>> begin EXERCISE DATA

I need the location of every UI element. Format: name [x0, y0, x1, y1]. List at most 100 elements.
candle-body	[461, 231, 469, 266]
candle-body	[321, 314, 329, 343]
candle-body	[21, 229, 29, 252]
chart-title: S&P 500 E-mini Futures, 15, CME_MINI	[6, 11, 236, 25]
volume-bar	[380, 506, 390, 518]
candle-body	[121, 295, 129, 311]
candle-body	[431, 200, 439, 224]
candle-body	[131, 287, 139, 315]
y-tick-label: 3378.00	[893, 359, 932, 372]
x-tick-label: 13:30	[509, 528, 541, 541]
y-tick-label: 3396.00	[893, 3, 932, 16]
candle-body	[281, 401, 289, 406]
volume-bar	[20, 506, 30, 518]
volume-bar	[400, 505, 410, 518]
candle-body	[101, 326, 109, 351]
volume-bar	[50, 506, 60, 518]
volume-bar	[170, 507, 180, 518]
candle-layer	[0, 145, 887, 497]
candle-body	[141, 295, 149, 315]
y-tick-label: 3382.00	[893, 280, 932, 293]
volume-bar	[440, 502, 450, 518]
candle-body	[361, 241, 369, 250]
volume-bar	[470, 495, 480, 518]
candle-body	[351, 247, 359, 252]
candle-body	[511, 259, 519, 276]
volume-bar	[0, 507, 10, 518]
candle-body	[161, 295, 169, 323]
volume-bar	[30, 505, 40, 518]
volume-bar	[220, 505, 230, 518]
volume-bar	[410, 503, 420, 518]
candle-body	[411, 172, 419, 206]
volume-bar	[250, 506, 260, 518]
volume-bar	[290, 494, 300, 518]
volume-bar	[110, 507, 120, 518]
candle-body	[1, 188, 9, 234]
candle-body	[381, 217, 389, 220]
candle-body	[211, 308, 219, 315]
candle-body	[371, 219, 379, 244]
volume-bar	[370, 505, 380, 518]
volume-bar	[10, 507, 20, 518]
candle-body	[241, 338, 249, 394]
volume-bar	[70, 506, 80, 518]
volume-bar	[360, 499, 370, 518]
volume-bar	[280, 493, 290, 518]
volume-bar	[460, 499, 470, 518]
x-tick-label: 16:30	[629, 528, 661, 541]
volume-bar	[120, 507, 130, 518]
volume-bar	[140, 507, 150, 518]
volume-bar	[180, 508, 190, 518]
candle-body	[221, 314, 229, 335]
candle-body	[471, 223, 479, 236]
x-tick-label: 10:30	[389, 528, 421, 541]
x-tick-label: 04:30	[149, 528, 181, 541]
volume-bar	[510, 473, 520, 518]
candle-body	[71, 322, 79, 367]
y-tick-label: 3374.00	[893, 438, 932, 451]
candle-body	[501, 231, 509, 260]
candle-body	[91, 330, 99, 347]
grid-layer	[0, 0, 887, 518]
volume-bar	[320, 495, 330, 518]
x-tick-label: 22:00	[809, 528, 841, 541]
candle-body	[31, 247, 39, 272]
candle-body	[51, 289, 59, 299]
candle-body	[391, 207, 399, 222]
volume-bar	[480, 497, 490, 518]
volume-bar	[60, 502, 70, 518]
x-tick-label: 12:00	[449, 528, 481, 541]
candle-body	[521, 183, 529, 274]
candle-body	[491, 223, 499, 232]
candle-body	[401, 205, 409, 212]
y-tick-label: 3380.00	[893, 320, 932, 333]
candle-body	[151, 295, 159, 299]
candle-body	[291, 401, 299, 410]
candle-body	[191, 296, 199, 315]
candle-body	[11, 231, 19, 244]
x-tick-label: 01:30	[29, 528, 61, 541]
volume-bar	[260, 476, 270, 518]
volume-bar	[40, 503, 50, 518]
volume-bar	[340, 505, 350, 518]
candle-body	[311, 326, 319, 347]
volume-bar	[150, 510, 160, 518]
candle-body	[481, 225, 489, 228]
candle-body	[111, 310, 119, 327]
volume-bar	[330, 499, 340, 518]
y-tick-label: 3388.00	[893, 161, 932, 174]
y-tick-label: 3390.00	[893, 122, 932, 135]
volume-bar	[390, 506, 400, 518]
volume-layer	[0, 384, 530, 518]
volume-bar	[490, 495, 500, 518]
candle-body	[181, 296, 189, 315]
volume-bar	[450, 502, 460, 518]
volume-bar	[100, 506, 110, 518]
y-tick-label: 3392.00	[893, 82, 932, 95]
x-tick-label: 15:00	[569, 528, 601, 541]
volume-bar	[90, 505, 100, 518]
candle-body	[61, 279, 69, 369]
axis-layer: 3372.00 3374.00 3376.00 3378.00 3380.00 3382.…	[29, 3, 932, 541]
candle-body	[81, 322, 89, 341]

>> end EXERCISE DATA

Express the items as a JSON list of strings, one string per line, leaving out blank lines. Cover only the lines from the start of the items up to and including the line that contains "207, 399, 222]".

[
  "I need the location of every UI element. Format: name [x0, y0, x1, y1]. List at most 100 elements.",
  "candle-body\t[461, 231, 469, 266]",
  "candle-body\t[321, 314, 329, 343]",
  "candle-body\t[21, 229, 29, 252]",
  "chart-title: S&P 500 E-mini Futures, 15, CME_MINI\t[6, 11, 236, 25]",
  "volume-bar\t[380, 506, 390, 518]",
  "candle-body\t[121, 295, 129, 311]",
  "candle-body\t[431, 200, 439, 224]",
  "candle-body\t[131, 287, 139, 315]",
  "y-tick-label: 3378.00\t[893, 359, 932, 372]",
  "x-tick-label: 13:30\t[509, 528, 541, 541]",
  "y-tick-label: 3396.00\t[893, 3, 932, 16]",
  "candle-body\t[281, 401, 289, 406]",
  "volume-bar\t[20, 506, 30, 518]",
  "volume-bar\t[400, 505, 410, 518]",
  "candle-body\t[101, 326, 109, 351]",
  "volume-bar\t[50, 506, 60, 518]",
  "volume-bar\t[170, 507, 180, 518]",
  "candle-layer\t[0, 145, 887, 497]",
  "candle-body\t[141, 295, 149, 315]",
  "y-tick-label: 3382.00\t[893, 280, 932, 293]",
  "volume-bar\t[440, 502, 450, 518]",
  "candle-body\t[361, 241, 369, 250]",
  "volume-bar\t[470, 495, 480, 518]",
  "candle-body\t[351, 247, 359, 252]",
  "candle-body\t[511, 259, 519, 276]",
  "volume-bar\t[0, 507, 10, 518]",
  "candle-body\t[161, 295, 169, 323]",
  "volume-bar\t[30, 505, 40, 518]",
  "volume-bar\t[220, 505, 230, 518]",
  "volume-bar\t[410, 503, 420, 518]",
  "candle-body\t[411, 172, 419, 206]",
  "volume-bar\t[250, 506, 260, 518]",
  "volume-bar\t[290, 494, 300, 518]",
  "volume-bar\t[110, 507, 120, 518]",
  "candle-body\t[1, 188, 9, 234]",
  "candle-body\t[381, 217, 389, 220]",
  "candle-body\t[211, 308, 219, 315]",
  "candle-body\t[371, 219, 379, 244]",
  "volume-bar\t[370, 505, 380, 518]",
  "volume-bar\t[10, 507, 20, 518]",
  "candle-body\t[241, 338, 249, 394]",
  "volume-bar\t[70, 506, 80, 518]",
  "volume-bar\t[360, 499, 370, 518]",
  "volume-bar\t[280, 493, 290, 518]",
  "volume-bar\t[460, 499, 470, 518]",
  "x-tick-label: 16:30\t[629, 528, 661, 541]",
  "volume-bar\t[120, 507, 130, 518]",
  "volume-bar\t[140, 507, 150, 518]",
  "volume-bar\t[180, 508, 190, 518]",
  "candle-body\t[221, 314, 229, 335]",
  "candle-body\t[471, 223, 479, 236]",
  "x-tick-label: 10:30\t[389, 528, 421, 541]",
  "x-tick-label: 04:30\t[149, 528, 181, 541]",
  "volume-bar\t[510, 473, 520, 518]",
  "candle-body\t[71, 322, 79, 367]",
  "y-tick-label: 3374.00\t[893, 438, 932, 451]",
  "candle-body\t[501, 231, 509, 260]",
  "candle-body\t[91, 330, 99, 347]",
  "grid-layer\t[0, 0, 887, 518]",
  "volume-bar\t[320, 495, 330, 518]",
  "x-tick-label: 22:00\t[809, 528, 841, 541]",
  "candle-body\t[31, 247, 39, 272]",
  "candle-body\t[51, 289, 59, 299]",
  "candle-body\t[391, 207, 399, 222]"
]